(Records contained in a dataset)
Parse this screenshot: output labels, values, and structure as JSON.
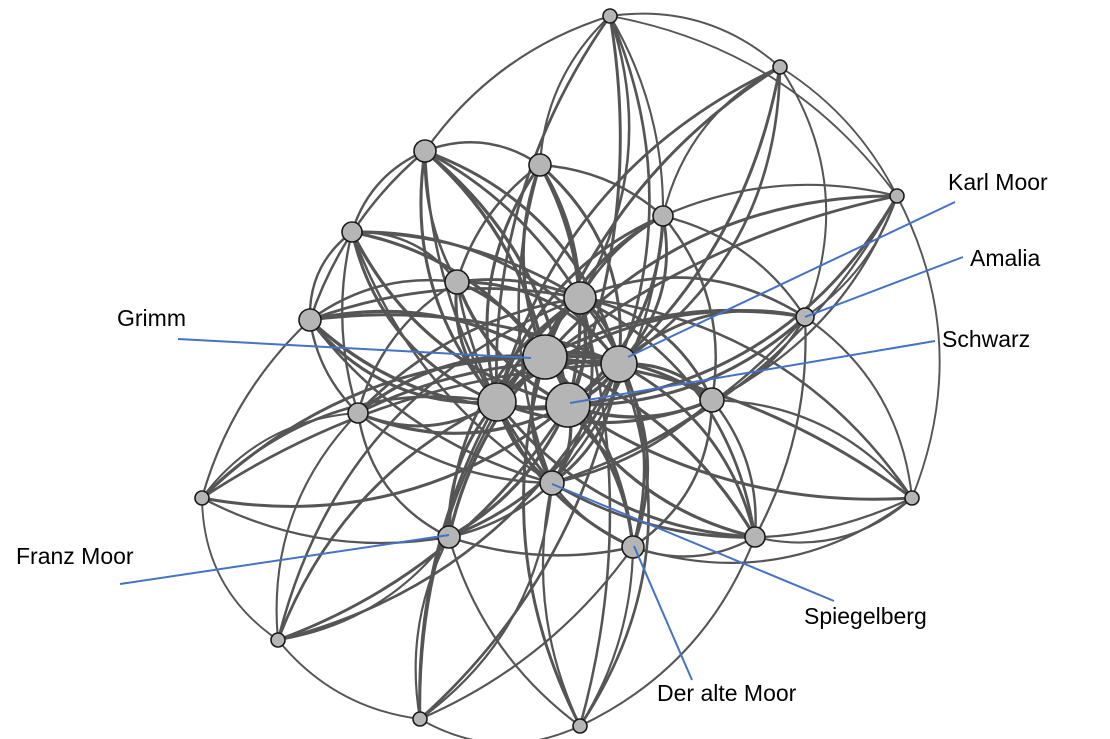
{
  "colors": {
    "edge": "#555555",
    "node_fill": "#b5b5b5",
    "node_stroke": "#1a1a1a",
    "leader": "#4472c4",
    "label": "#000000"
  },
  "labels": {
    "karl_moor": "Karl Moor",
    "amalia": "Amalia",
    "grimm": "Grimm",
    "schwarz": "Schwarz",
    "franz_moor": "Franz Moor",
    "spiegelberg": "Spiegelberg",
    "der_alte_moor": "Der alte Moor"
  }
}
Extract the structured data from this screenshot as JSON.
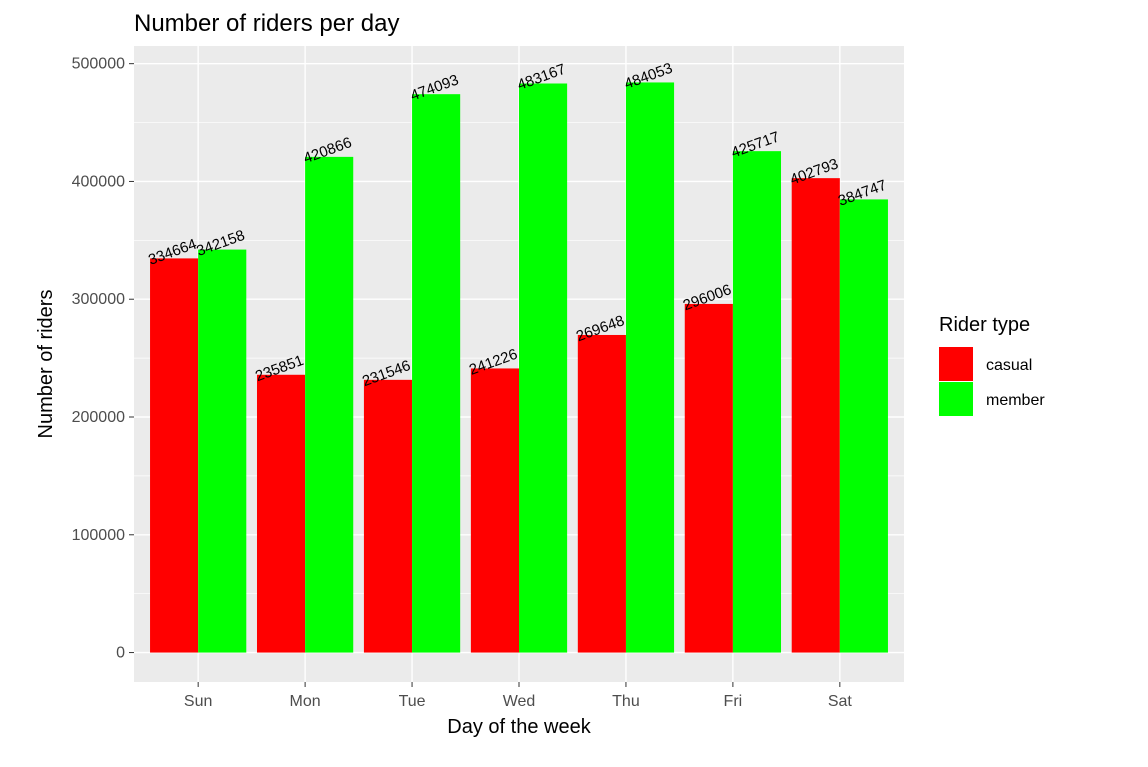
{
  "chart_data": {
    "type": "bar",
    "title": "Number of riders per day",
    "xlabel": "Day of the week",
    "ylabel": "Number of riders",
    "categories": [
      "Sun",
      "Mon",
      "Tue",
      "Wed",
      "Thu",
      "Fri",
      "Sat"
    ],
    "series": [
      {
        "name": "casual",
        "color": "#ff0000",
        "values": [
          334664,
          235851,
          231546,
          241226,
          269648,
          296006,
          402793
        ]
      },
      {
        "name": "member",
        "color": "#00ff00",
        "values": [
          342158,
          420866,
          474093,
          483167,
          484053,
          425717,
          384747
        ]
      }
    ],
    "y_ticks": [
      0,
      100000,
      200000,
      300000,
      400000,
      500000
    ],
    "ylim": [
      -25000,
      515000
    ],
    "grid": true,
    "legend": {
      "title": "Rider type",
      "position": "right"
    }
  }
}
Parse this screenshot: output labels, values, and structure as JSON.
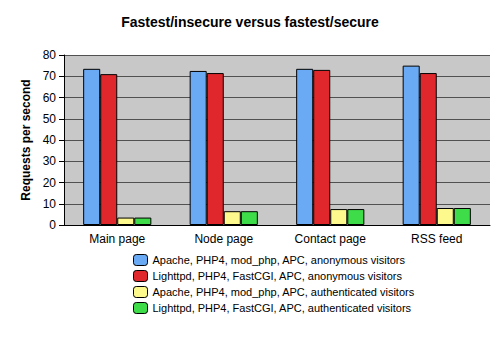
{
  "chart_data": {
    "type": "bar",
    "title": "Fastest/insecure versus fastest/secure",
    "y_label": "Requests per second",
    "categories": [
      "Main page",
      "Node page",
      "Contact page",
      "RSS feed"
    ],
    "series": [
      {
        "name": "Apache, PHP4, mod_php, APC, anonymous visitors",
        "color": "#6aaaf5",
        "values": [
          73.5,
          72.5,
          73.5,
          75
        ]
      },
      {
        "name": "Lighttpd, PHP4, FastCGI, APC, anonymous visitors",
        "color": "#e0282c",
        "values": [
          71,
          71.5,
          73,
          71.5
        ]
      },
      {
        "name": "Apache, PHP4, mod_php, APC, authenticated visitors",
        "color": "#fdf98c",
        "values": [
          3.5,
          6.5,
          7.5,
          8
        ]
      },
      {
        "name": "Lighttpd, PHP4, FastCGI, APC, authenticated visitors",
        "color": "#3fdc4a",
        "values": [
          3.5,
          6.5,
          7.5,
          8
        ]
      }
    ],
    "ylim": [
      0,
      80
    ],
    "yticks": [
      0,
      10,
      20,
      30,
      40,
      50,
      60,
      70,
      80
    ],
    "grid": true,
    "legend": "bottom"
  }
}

Written task
Transcribe all of the records above character for character. Exclude the pictures.

Result of this task
Parse this screenshot: output labels, values, and structure as JSON.
{
  "colors": {
    "edge": "#555555",
    "node_fill": "#b5b5b5",
    "node_stroke": "#1a1a1a",
    "leader": "#4472c4",
    "label": "#000000"
  },
  "labels": {
    "karl_moor": "Karl Moor",
    "amalia": "Amalia",
    "grimm": "Grimm",
    "schwarz": "Schwarz",
    "franz_moor": "Franz Moor",
    "spiegelberg": "Spiegelberg",
    "der_alte_moor": "Der alte Moor"
  }
}
Extract the structured data from this screenshot as JSON.
{
  "chart_data": {
    "type": "bar",
    "title": "Number of riders per day",
    "xlabel": "Day of the week",
    "ylabel": "Number of riders",
    "categories": [
      "Sun",
      "Mon",
      "Tue",
      "Wed",
      "Thu",
      "Fri",
      "Sat"
    ],
    "series": [
      {
        "name": "casual",
        "color": "#ff0000",
        "values": [
          334664,
          235851,
          231546,
          241226,
          269648,
          296006,
          402793
        ]
      },
      {
        "name": "member",
        "color": "#00ff00",
        "values": [
          342158,
          420866,
          474093,
          483167,
          484053,
          425717,
          384747
        ]
      }
    ],
    "y_ticks": [
      0,
      100000,
      200000,
      300000,
      400000,
      500000
    ],
    "ylim": [
      -25000,
      515000
    ],
    "grid": true,
    "legend": {
      "title": "Rider type",
      "position": "right"
    }
  }
}
Parse this screenshot: output labels, values, and structure as JSON.
{
  "chart_data": {
    "type": "bar",
    "title": "Fastest/insecure versus fastest/secure",
    "y_label": "Requests per second",
    "categories": [
      "Main page",
      "Node page",
      "Contact page",
      "RSS feed"
    ],
    "series": [
      {
        "name": "Apache, PHP4, mod_php, APC, anonymous visitors",
        "color": "#6aaaf5",
        "values": [
          73.5,
          72.5,
          73.5,
          75
        ]
      },
      {
        "name": "Lighttpd, PHP4, FastCGI, APC, anonymous visitors",
        "color": "#e0282c",
        "values": [
          71,
          71.5,
          73,
          71.5
        ]
      },
      {
        "name": "Apache, PHP4, mod_php, APC, authenticated visitors",
        "color": "#fdf98c",
        "values": [
          3.5,
          6.5,
          7.5,
          8
        ]
      },
      {
        "name": "Lighttpd, PHP4, FastCGI, APC, authenticated visitors",
        "color": "#3fdc4a",
        "values": [
          3.5,
          6.5,
          7.5,
          8
        ]
      }
    ],
    "ylim": [
      0,
      80
    ],
    "yticks": [
      0,
      10,
      20,
      30,
      40,
      50,
      60,
      70,
      80
    ],
    "grid": true,
    "legend": "bottom"
  }
}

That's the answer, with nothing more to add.